## Instructions for the task
For the copy, please give all of the data again exactly and leave the pictures out.

## Input
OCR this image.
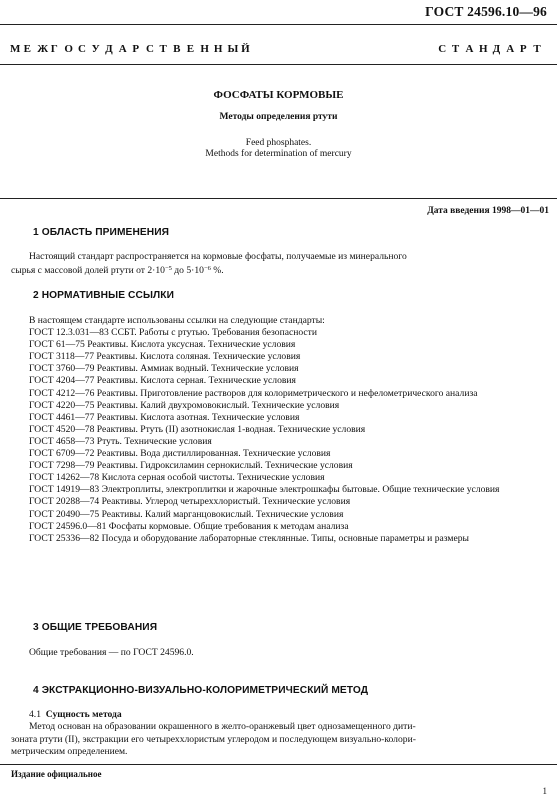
ГОСТ 24596.10—96
М Е Ж Г О С У Д А Р С Т В Е Н Н Ы Й	С Т А Н Д А Р Т
ФОСФАТЫ КОРМОВЫЕ
Методы определения ртути
Feed phosphates.
Methods for determination of mercury
Дата введения 1998—01—01
1 ОБЛАСТЬ ПРИМЕНЕНИЯ
Настоящий стандарт распространяется на кормовые фосфаты, получаемые из минерального
сырья с массовой долей ртути от $2\cdot 10^{-5}$ до $5\cdot 10^{-6}$ %.
2 НОРМАТИВНЫЕ ССЫЛКИ
В настоящем стандарте использованы ссылки на следующие стандарты:
ГОСТ 12.3.031—83 ССБТ. Работы с ртутью. Требования безопасности
ГОСТ 61—75 Реактивы. Кислота уксусная. Технические условия
ГОСТ 3118—77 Реактивы. Кислота соляная. Технические условия
ГОСТ 3760—79 Реактивы. Аммиак водный. Технические условия
ГОСТ 4204—77 Реактивы. Кислота серная. Технические условия
ГОСТ 4212—76 Реактивы. Приготовление растворов для колориметрического и нефелометрического анализа
ГОСТ 4220—75 Реактивы. Калий двухромовокислый. Технические условия
ГОСТ 4461—77 Реактивы. Кислота азотная. Технические условия
ГОСТ 4520—78 Реактивы. Ртуть (II) азотнокислая 1-водная. Технические условия
ГОСТ 4658—73 Ртуть. Технические условия
ГОСТ 6709—72 Реактивы. Вода дистиллированная. Технические условия
ГОСТ 7298—79 Реактивы. Гидроксиламин сернокислый. Технические условия
ГОСТ 14262—78 Кислота серная особой чистоты. Технические условия
ГОСТ 14919—83 Электроплиты, электроплитки и жарочные электрошкафы бытовые. Общие технические условия
ГОСТ 20288—74 Реактивы. Углерод четыреххлористый. Технические условия
ГОСТ 20490—75 Реактивы. Калий марганцовокислый. Технические условия
ГОСТ 24596.0—81 Фосфаты кормовые. Общие требования к методам анализа
ГОСТ 25336—82 Посуда и оборудование лабораторные стеклянные. Типы, основные параметры и размеры
3 ОБЩИЕ ТРЕБОВАНИЯ
Общие требования — по ГОСТ 24596.0.
4 ЭКСТРАКЦИОННО-ВИЗУАЛЬНО-КОЛОРИМЕТРИЧЕСКИЙ МЕТОД
4.1 Сущность метода
Метод основан на образовании окрашенного в желто-оранжевый цвет однозамещенного дити-
зоната ртути (II), экстракции его четыреххлористым углеродом и последующем визуально-колори-
метрическим определением.
Издание официальное
1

## Answer to this task
OCR this image.
ГОСТ 24596.10—96
М Е Ж Г О С У Д А Р С Т В Е Н Н Ы Й	С Т А Н Д А Р Т
ФОСФАТЫ КОРМОВЫЕ
Методы определения ртути
Feed phosphates.
Methods for determination of mercury
Дата введения 1998—01—01
1 ОБЛАСТЬ ПРИМЕНЕНИЯ
Настоящий стандарт распространяется на кормовые фосфаты, получаемые из минерального
сырья с массовой долей ртути от $2\cdot 10^{-5}$ до $5\cdot 10^{-6}$ %.
2 НОРМАТИВНЫЕ ССЫЛКИ
В настоящем стандарте использованы ссылки на следующие стандарты:
ГОСТ 12.3.031—83 ССБТ. Работы с ртутью. Требования безопасности
ГОСТ 61—75 Реактивы. Кислота уксусная. Технические условия
ГОСТ 3118—77 Реактивы. Кислота соляная. Технические условия
ГОСТ 3760—79 Реактивы. Аммиак водный. Технические условия
ГОСТ 4204—77 Реактивы. Кислота серная. Технические условия
ГОСТ 4212—76 Реактивы. Приготовление растворов для колориметрического и нефелометрического анализа
ГОСТ 4220—75 Реактивы. Калий двухромовокислый. Технические условия
ГОСТ 4461—77 Реактивы. Кислота азотная. Технические условия
ГОСТ 4520—78 Реактивы. Ртуть (II) азотнокислая 1-водная. Технические условия
ГОСТ 4658—73 Ртуть. Технические условия
ГОСТ 6709—72 Реактивы. Вода дистиллированная. Технические условия
ГОСТ 7298—79 Реактивы. Гидроксиламин сернокислый. Технические условия
ГОСТ 14262—78 Кислота серная особой чистоты. Технические условия
ГОСТ 14919—83 Электроплиты, электроплитки и жарочные электрошкафы бытовые. Общие технические условия
ГОСТ 20288—74 Реактивы. Углерод четыреххлористый. Технические условия
ГОСТ 20490—75 Реактивы. Калий марганцовокислый. Технические условия
ГОСТ 24596.0—81 Фосфаты кормовые. Общие требования к методам анализа
ГОСТ 25336—82 Посуда и оборудование лабораторные стеклянные. Типы, основные параметры и размеры
3 ОБЩИЕ ТРЕБОВАНИЯ
Общие требования — по ГОСТ 24596.0.
4 ЭКСТРАКЦИОННО-ВИЗУАЛЬНО-КОЛОРИМЕТРИЧЕСКИЙ МЕТОД
4.1 Сущность метода
Метод основан на образовании окрашенного в желто-оранжевый цвет однозамещенного дити-
зоната ртути (II), экстракции его четыреххлористым углеродом и последующем визуально-колори-
метрическим определением.
Издание официальное
1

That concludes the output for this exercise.